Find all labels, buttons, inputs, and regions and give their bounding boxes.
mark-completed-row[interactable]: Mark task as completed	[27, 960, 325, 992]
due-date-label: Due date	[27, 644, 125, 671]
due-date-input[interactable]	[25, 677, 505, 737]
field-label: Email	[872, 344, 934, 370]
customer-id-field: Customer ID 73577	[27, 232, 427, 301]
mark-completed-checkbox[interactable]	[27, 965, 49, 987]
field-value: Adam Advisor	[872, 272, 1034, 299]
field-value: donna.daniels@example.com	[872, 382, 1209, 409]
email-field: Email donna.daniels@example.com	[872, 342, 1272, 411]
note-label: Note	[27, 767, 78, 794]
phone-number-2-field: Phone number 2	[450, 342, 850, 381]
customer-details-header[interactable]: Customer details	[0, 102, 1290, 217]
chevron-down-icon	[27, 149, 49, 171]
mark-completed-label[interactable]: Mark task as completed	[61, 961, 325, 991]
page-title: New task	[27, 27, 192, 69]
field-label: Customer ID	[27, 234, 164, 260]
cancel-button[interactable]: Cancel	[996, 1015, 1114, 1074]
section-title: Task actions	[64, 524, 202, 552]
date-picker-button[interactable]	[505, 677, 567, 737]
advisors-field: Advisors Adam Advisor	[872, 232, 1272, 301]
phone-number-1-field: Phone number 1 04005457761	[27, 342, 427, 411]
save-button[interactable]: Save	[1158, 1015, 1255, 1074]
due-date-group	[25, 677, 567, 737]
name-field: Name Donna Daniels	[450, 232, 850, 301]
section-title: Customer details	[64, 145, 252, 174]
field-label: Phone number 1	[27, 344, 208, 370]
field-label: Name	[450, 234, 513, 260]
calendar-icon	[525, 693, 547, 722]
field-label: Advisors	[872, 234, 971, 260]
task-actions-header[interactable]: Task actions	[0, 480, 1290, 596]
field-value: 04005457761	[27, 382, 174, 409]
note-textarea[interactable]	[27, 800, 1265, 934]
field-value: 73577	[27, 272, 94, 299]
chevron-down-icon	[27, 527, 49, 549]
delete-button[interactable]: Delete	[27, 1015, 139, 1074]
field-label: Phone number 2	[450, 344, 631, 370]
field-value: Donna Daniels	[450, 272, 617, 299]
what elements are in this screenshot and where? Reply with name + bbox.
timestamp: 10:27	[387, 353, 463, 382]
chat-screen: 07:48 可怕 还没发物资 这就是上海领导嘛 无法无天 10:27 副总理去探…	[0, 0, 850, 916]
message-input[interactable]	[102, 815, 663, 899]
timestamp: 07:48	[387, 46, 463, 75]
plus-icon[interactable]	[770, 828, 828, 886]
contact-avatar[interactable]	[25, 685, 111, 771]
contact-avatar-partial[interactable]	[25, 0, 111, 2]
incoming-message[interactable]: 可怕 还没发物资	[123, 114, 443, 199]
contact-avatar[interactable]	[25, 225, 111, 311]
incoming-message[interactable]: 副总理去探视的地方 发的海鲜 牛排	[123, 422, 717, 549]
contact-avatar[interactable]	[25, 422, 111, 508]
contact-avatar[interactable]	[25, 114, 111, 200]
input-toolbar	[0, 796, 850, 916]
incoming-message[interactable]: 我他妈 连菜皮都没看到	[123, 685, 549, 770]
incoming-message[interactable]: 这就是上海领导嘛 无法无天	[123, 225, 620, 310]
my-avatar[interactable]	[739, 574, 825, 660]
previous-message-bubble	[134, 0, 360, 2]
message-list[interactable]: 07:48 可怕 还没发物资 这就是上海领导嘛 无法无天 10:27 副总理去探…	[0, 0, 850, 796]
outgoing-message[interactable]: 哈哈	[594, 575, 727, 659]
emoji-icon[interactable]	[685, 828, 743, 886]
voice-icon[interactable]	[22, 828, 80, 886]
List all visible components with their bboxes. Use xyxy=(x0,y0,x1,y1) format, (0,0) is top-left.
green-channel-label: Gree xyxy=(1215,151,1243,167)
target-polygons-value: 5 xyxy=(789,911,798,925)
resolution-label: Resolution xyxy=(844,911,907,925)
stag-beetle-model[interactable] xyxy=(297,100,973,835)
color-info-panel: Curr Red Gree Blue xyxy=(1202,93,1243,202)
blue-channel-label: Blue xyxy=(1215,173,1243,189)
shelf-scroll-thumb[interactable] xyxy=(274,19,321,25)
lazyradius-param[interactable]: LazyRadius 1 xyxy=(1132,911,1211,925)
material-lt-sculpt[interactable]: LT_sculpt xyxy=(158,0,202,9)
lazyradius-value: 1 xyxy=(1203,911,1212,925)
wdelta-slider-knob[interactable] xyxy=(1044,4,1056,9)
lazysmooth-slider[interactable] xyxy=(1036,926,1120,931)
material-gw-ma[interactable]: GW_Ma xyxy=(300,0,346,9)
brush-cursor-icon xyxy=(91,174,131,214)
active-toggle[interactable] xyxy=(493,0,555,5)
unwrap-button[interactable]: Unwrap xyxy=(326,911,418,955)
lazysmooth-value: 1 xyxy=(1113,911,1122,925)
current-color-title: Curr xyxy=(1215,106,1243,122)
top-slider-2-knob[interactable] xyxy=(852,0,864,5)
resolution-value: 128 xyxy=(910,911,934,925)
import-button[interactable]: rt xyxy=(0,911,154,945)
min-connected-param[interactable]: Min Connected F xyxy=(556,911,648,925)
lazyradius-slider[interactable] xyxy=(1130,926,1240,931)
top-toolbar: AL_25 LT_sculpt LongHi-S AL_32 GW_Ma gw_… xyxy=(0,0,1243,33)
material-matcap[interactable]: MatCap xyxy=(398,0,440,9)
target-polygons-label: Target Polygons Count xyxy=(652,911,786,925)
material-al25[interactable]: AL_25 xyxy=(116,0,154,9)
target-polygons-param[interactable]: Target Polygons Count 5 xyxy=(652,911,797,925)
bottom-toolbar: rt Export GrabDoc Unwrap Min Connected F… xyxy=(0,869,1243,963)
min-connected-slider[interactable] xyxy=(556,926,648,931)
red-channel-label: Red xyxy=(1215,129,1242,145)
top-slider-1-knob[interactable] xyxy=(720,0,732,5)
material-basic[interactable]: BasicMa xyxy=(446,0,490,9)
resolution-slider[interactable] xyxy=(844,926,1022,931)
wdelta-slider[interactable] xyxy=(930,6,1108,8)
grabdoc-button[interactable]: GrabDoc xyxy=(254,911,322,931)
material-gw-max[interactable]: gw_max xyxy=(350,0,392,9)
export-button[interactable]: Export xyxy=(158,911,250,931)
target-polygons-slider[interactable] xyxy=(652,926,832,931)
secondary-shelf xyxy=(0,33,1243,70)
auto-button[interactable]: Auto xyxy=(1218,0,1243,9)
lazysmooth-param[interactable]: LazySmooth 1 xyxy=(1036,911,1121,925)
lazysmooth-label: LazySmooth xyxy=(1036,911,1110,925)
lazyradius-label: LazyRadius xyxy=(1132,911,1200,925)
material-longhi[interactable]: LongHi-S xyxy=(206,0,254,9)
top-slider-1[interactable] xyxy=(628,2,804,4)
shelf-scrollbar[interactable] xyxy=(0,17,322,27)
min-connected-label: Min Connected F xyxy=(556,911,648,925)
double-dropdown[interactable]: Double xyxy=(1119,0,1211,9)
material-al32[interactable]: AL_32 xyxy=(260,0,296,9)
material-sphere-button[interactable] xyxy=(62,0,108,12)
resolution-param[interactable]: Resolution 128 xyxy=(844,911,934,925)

▶ [WHAT TO PRODUCE]: Replace "Adam Advisor" with "Alex Advisor" everywhere it occurs in the items above, and repeat all the items with nothing else changed.

▶ [WRITTEN ANSWER]:
Find all labels, buttons, inputs, and regions and give their bounding boxes.
mark-completed-row[interactable]: Mark task as completed	[27, 960, 325, 992]
due-date-label: Due date	[27, 644, 125, 671]
due-date-input[interactable]	[25, 677, 505, 737]
field-label: Email	[872, 344, 934, 370]
customer-id-field: Customer ID 73577	[27, 232, 427, 301]
mark-completed-checkbox[interactable]	[27, 965, 49, 987]
field-value: Alex Advisor	[872, 272, 1034, 299]
field-value: donna.daniels@example.com	[872, 382, 1209, 409]
email-field: Email donna.daniels@example.com	[872, 342, 1272, 411]
note-label: Note	[27, 767, 78, 794]
phone-number-2-field: Phone number 2	[450, 342, 850, 381]
customer-details-header[interactable]: Customer details	[0, 102, 1290, 217]
chevron-down-icon	[27, 149, 49, 171]
mark-completed-label[interactable]: Mark task as completed	[61, 961, 325, 991]
page-title: New task	[27, 27, 192, 69]
field-label: Customer ID	[27, 234, 164, 260]
cancel-button[interactable]: Cancel	[996, 1015, 1114, 1074]
section-title: Task actions	[64, 524, 202, 552]
date-picker-button[interactable]	[505, 677, 567, 737]
advisors-field: Advisors Alex Advisor	[872, 232, 1272, 301]
phone-number-1-field: Phone number 1 04005457761	[27, 342, 427, 411]
save-button[interactable]: Save	[1158, 1015, 1255, 1074]
due-date-group	[25, 677, 567, 737]
name-field: Name Donna Daniels	[450, 232, 850, 301]
section-title: Customer details	[64, 145, 252, 174]
field-label: Phone number 1	[27, 344, 208, 370]
field-label: Name	[450, 234, 513, 260]
calendar-icon	[525, 693, 547, 722]
field-label: Advisors	[872, 234, 971, 260]
task-actions-header[interactable]: Task actions	[0, 480, 1290, 596]
field-value: 04005457761	[27, 382, 174, 409]
note-textarea[interactable]	[27, 800, 1265, 934]
field-value: 73577	[27, 272, 94, 299]
chevron-down-icon	[27, 527, 49, 549]
delete-button[interactable]: Delete	[27, 1015, 139, 1074]
field-label: Phone number 2	[450, 344, 631, 370]
field-value: Donna Daniels	[450, 272, 617, 299]
what elements are in this screenshot and where? Reply with name + bbox.
timestamp: 10:27	[387, 353, 463, 382]
chat-screen: 07:48 可怕 还没发物资 这就是上海领导嘛 无法无天 10:27 副总理去探…	[0, 0, 850, 916]
message-input[interactable]	[102, 815, 663, 899]
timestamp: 07:48	[387, 46, 463, 75]
plus-icon[interactable]	[770, 828, 828, 886]
contact-avatar[interactable]	[25, 685, 111, 771]
contact-avatar-partial[interactable]	[25, 0, 111, 2]
incoming-message[interactable]: 可怕 还没发物资	[123, 114, 443, 199]
contact-avatar[interactable]	[25, 225, 111, 311]
incoming-message[interactable]: 副总理去探视的地方 发的海鲜 牛排	[123, 422, 717, 549]
contact-avatar[interactable]	[25, 422, 111, 508]
contact-avatar[interactable]	[25, 114, 111, 200]
input-toolbar	[0, 796, 850, 916]
incoming-message[interactable]: 我他妈 连菜皮都没看到	[123, 685, 549, 770]
incoming-message[interactable]: 这就是上海领导嘛 无法无天	[123, 225, 620, 310]
my-avatar[interactable]	[739, 574, 825, 660]
previous-message-bubble	[134, 0, 360, 2]
message-list[interactable]: 07:48 可怕 还没发物资 这就是上海领导嘛 无法无天 10:27 副总理去探…	[0, 0, 850, 796]
outgoing-message[interactable]: 哈哈	[594, 575, 727, 659]
emoji-icon[interactable]	[685, 828, 743, 886]
voice-icon[interactable]	[22, 828, 80, 886]
List all visible components with their bboxes. Use xyxy=(x0,y0,x1,y1) format, (0,0) is top-left.
green-channel-label: Gree xyxy=(1215,151,1243,167)
target-polygons-value: 5 xyxy=(789,911,798,925)
resolution-label: Resolution xyxy=(844,911,907,925)
stag-beetle-model[interactable] xyxy=(297,100,973,835)
color-info-panel: Curr Red Gree Blue xyxy=(1202,93,1243,202)
blue-channel-label: Blue xyxy=(1215,173,1243,189)
shelf-scroll-thumb[interactable] xyxy=(274,19,321,25)
lazyradius-param[interactable]: LazyRadius 1 xyxy=(1132,911,1211,925)
material-lt-sculpt[interactable]: LT_sculpt xyxy=(158,0,202,9)
lazyradius-value: 1 xyxy=(1203,911,1212,925)
wdelta-slider-knob[interactable] xyxy=(1044,4,1056,9)
lazysmooth-slider[interactable] xyxy=(1036,926,1120,931)
material-gw-ma[interactable]: GW_Ma xyxy=(300,0,346,9)
brush-cursor-icon xyxy=(91,174,131,214)
active-toggle[interactable] xyxy=(493,0,555,5)
unwrap-button[interactable]: Unwrap xyxy=(326,911,418,955)
lazysmooth-value: 1 xyxy=(1113,911,1122,925)
current-color-title: Curr xyxy=(1215,106,1243,122)
top-slider-2-knob[interactable] xyxy=(852,0,864,5)
resolution-value: 128 xyxy=(910,911,934,925)
import-button[interactable]: rt xyxy=(0,911,154,945)
min-connected-param[interactable]: Min Connected F xyxy=(556,911,648,925)
lazyradius-slider[interactable] xyxy=(1130,926,1240,931)
top-toolbar: AL_25 LT_sculpt LongHi-S AL_32 GW_Ma gw_… xyxy=(0,0,1243,33)
material-matcap[interactable]: MatCap xyxy=(398,0,440,9)
target-polygons-label: Target Polygons Count xyxy=(652,911,786,925)
material-al25[interactable]: AL_25 xyxy=(116,0,154,9)
target-polygons-param[interactable]: Target Polygons Count 5 xyxy=(652,911,797,925)
bottom-toolbar: rt Export GrabDoc Unwrap Min Connected F… xyxy=(0,869,1243,963)
min-connected-slider[interactable] xyxy=(556,926,648,931)
red-channel-label: Red xyxy=(1215,129,1242,145)
top-slider-1-knob[interactable] xyxy=(720,0,732,5)
material-basic[interactable]: BasicMa xyxy=(446,0,490,9)
resolution-slider[interactable] xyxy=(844,926,1022,931)
wdelta-slider[interactable] xyxy=(930,6,1108,8)
grabdoc-button[interactable]: GrabDoc xyxy=(254,911,322,931)
material-gw-max[interactable]: gw_max xyxy=(350,0,392,9)
export-button[interactable]: Export xyxy=(158,911,250,931)
target-polygons-slider[interactable] xyxy=(652,926,832,931)
secondary-shelf xyxy=(0,33,1243,70)
auto-button[interactable]: Auto xyxy=(1218,0,1243,9)
lazysmooth-param[interactable]: LazySmooth 1 xyxy=(1036,911,1121,925)
lazysmooth-label: LazySmooth xyxy=(1036,911,1110,925)
lazyradius-label: LazyRadius xyxy=(1132,911,1200,925)
material-longhi[interactable]: LongHi-S xyxy=(206,0,254,9)
top-slider-1[interactable] xyxy=(628,2,804,4)
shelf-scrollbar[interactable] xyxy=(0,17,322,27)
min-connected-label: Min Connected F xyxy=(556,911,648,925)
double-dropdown[interactable]: Double xyxy=(1119,0,1211,9)
material-al32[interactable]: AL_32 xyxy=(260,0,296,9)
material-sphere-button[interactable] xyxy=(62,0,108,12)
resolution-param[interactable]: Resolution 128 xyxy=(844,911,934,925)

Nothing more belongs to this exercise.